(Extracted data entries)
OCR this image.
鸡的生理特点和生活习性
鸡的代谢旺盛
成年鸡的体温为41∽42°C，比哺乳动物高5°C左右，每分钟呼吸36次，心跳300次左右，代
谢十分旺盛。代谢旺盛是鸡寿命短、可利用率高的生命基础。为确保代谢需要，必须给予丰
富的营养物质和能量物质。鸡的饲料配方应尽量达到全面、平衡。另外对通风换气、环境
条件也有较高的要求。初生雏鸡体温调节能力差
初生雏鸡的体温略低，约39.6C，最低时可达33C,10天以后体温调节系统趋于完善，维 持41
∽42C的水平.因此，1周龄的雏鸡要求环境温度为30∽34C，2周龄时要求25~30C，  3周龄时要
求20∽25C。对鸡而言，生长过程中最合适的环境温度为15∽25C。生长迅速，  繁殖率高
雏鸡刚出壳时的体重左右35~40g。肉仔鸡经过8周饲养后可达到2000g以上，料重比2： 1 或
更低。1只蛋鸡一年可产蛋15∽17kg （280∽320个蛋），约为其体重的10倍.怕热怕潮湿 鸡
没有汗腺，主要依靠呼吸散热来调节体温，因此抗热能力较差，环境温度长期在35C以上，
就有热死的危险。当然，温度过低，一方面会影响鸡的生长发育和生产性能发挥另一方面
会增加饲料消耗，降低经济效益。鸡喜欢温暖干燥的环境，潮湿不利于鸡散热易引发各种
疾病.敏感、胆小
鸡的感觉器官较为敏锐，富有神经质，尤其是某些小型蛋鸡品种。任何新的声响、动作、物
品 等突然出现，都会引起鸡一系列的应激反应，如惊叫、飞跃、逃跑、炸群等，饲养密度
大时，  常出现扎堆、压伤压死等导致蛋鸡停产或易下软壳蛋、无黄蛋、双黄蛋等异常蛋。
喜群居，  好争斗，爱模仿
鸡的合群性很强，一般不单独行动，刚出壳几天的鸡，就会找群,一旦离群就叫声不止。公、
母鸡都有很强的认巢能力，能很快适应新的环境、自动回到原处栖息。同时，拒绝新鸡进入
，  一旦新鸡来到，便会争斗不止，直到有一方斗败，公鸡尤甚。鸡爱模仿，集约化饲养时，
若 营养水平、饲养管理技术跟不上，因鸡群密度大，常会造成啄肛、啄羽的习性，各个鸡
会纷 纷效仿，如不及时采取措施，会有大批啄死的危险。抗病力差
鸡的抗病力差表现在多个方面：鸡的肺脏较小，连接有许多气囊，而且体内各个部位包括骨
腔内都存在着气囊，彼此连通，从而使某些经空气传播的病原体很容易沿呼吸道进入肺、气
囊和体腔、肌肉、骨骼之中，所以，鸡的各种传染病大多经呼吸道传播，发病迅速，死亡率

THE EXERCISE: The records above should be returned exactly.

OUTPUT OF THE TASK:
OCR this image.
鸡的生理特点和生活习性
鸡的代谢旺盛
成年鸡的体温为41∽42°C，比哺乳动物高5°C左右，每分钟呼吸36次，心跳300次左右，代
谢十分旺盛。代谢旺盛是鸡寿命短、可利用率高的生命基础。为确保代谢需要，必须给予丰
富的营养物质和能量物质。鸡的饲料配方应尽量达到全面、平衡。另外对通风换气、环境
条件也有较高的要求。初生雏鸡体温调节能力差
初生雏鸡的体温略低，约39.6C，最低时可达33C,10天以后体温调节系统趋于完善，维 持41
∽42C的水平.因此，1周龄的雏鸡要求环境温度为30∽34C，2周龄时要求25~30C，  3周龄时要
求20∽25C。对鸡而言，生长过程中最合适的环境温度为15∽25C。生长迅速，  繁殖率高
雏鸡刚出壳时的体重左右35~40g。肉仔鸡经过8周饲养后可达到2000g以上，料重比2： 1 或
更低。1只蛋鸡一年可产蛋15∽17kg （280∽320个蛋），约为其体重的10倍.怕热怕潮湿 鸡
没有汗腺，主要依靠呼吸散热来调节体温，因此抗热能力较差，环境温度长期在35C以上，
就有热死的危险。当然，温度过低，一方面会影响鸡的生长发育和生产性能发挥另一方面
会增加饲料消耗，降低经济效益。鸡喜欢温暖干燥的环境，潮湿不利于鸡散热易引发各种
疾病.敏感、胆小
鸡的感觉器官较为敏锐，富有神经质，尤其是某些小型蛋鸡品种。任何新的声响、动作、物
品 等突然出现，都会引起鸡一系列的应激反应，如惊叫、飞跃、逃跑、炸群等，饲养密度
大时，  常出现扎堆、压伤压死等导致蛋鸡停产或易下软壳蛋、无黄蛋、双黄蛋等异常蛋。
喜群居，  好争斗，爱模仿
鸡的合群性很强，一般不单独行动，刚出壳几天的鸡，就会找群,一旦离群就叫声不止。公、
母鸡都有很强的认巢能力，能很快适应新的环境、自动回到原处栖息。同时，拒绝新鸡进入
，  一旦新鸡来到，便会争斗不止，直到有一方斗败，公鸡尤甚。鸡爱模仿，集约化饲养时，
若 营养水平、饲养管理技术跟不上，因鸡群密度大，常会造成啄肛、啄羽的习性，各个鸡
会纷 纷效仿，如不及时采取措施，会有大批啄死的危险。抗病力差
鸡的抗病力差表现在多个方面：鸡的肺脏较小，连接有许多气囊，而且体内各个部位包括骨
腔内都存在着气囊，彼此连通，从而使某些经空气传播的病原体很容易沿呼吸道进入肺、气
囊和体腔、肌肉、骨骼之中，所以，鸡的各种传染病大多经呼吸道传播，发病迅速，死亡率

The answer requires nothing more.